- **EXERCISE INSTRUCTIONS**
Could you copy every line of the data that contains "label"?

[Extracts from a graphics dataset]
▶
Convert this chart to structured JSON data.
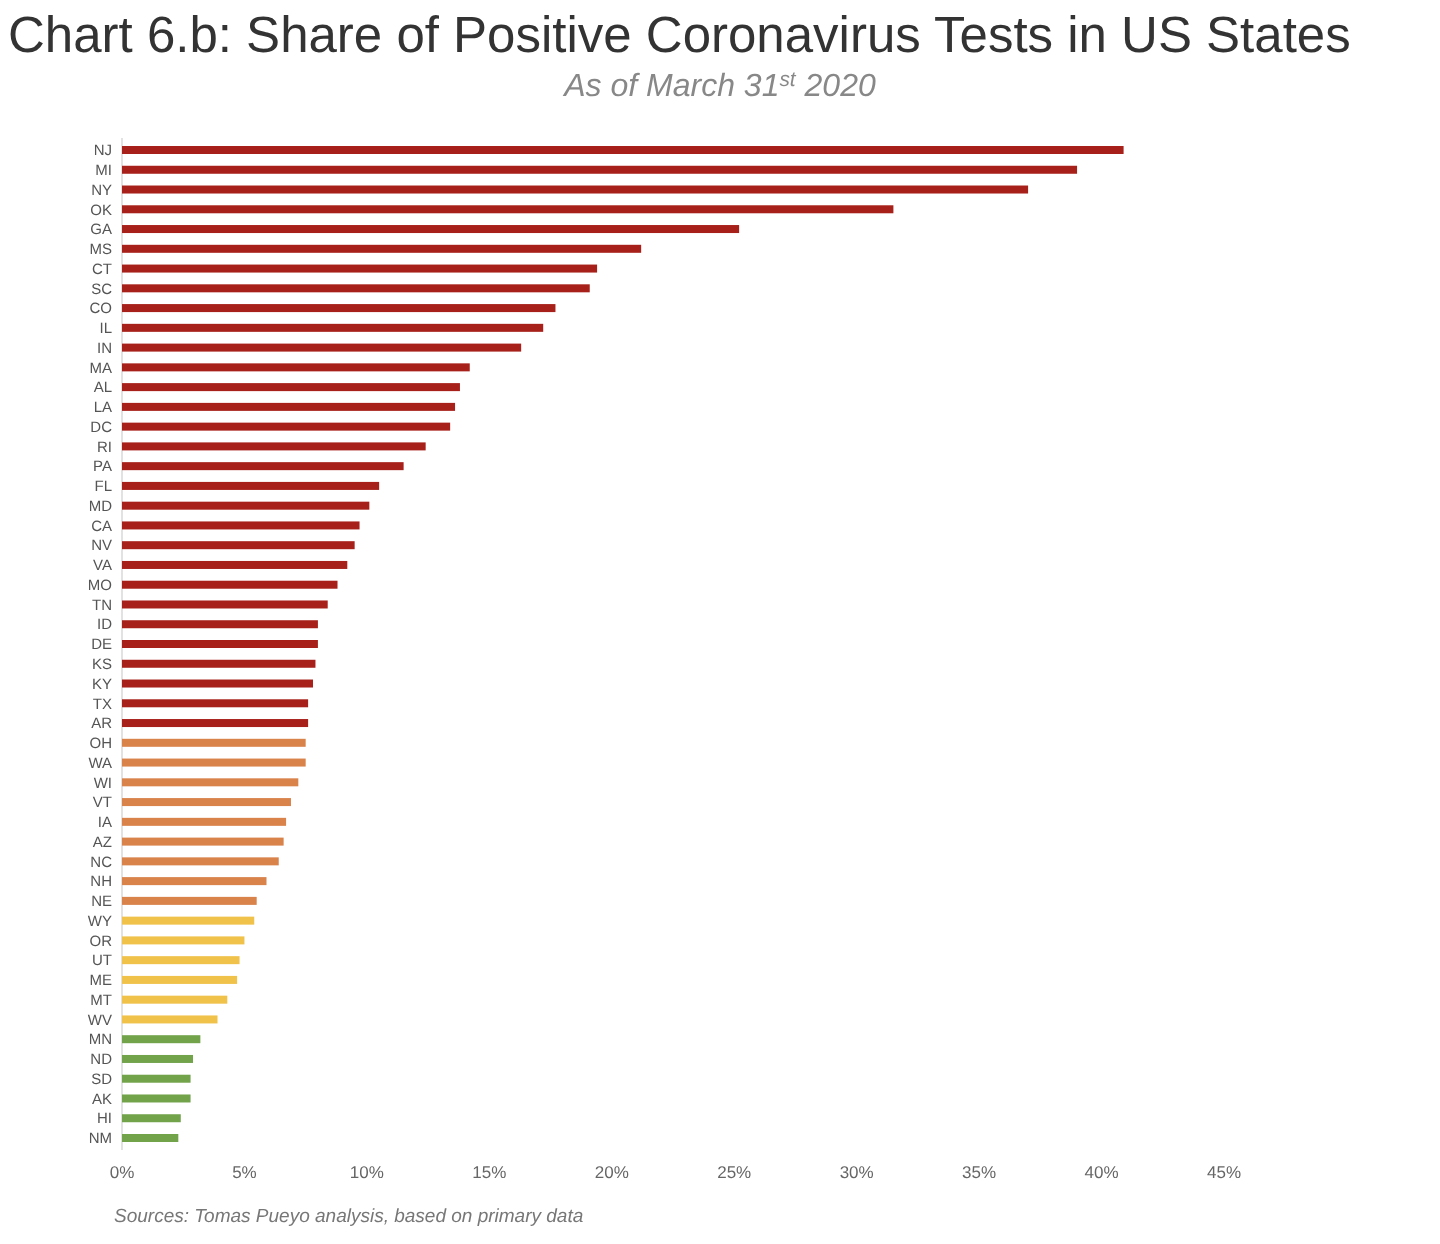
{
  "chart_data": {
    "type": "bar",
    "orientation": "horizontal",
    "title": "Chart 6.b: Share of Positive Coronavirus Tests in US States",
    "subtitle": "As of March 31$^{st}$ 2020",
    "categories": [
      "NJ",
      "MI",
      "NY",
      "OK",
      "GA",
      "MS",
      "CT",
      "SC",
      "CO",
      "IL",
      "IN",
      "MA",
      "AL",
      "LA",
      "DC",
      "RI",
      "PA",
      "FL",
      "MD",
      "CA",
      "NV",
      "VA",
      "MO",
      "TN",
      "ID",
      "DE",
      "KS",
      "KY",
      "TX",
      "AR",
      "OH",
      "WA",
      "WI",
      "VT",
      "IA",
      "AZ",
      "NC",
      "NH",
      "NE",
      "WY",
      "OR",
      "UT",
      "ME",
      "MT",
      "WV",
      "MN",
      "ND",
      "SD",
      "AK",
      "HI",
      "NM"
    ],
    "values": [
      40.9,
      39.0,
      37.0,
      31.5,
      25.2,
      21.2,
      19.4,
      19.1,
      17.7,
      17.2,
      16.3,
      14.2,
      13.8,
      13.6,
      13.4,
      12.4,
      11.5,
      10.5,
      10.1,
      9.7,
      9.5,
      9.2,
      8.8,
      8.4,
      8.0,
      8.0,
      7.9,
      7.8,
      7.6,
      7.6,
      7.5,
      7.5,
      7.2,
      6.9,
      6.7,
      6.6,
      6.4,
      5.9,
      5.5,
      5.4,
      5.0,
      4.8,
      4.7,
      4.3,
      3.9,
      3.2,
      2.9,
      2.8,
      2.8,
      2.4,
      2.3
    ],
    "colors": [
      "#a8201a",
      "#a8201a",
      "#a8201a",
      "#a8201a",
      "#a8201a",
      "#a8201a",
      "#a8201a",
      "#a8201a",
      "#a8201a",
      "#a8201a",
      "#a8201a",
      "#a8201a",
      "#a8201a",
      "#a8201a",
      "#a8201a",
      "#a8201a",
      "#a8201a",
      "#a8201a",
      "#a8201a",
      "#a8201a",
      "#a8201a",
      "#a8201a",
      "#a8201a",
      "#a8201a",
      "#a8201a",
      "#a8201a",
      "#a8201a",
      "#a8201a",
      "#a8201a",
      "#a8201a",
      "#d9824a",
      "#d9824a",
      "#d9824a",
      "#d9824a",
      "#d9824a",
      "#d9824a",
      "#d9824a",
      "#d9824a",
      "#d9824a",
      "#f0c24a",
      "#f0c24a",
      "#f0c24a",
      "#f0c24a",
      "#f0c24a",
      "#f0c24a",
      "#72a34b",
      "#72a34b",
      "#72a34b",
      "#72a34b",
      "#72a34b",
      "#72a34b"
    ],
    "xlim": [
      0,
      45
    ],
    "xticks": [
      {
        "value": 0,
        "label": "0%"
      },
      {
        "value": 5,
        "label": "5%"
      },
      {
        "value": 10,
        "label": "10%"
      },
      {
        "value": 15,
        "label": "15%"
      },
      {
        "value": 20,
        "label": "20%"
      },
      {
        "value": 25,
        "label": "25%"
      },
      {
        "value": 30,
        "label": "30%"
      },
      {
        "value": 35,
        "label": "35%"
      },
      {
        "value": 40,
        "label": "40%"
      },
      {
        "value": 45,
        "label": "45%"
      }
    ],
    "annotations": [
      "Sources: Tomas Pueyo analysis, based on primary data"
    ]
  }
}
◀
- **SOLVED EXERCISE**
        "label": "0%"
        "label": "5%"
        "label": "10%"
        "label": "15%"
        "label": "20%"
        "label": "25%"
        "label": "30%"
        "label": "35%"
        "label": "40%"
        "label": "45%"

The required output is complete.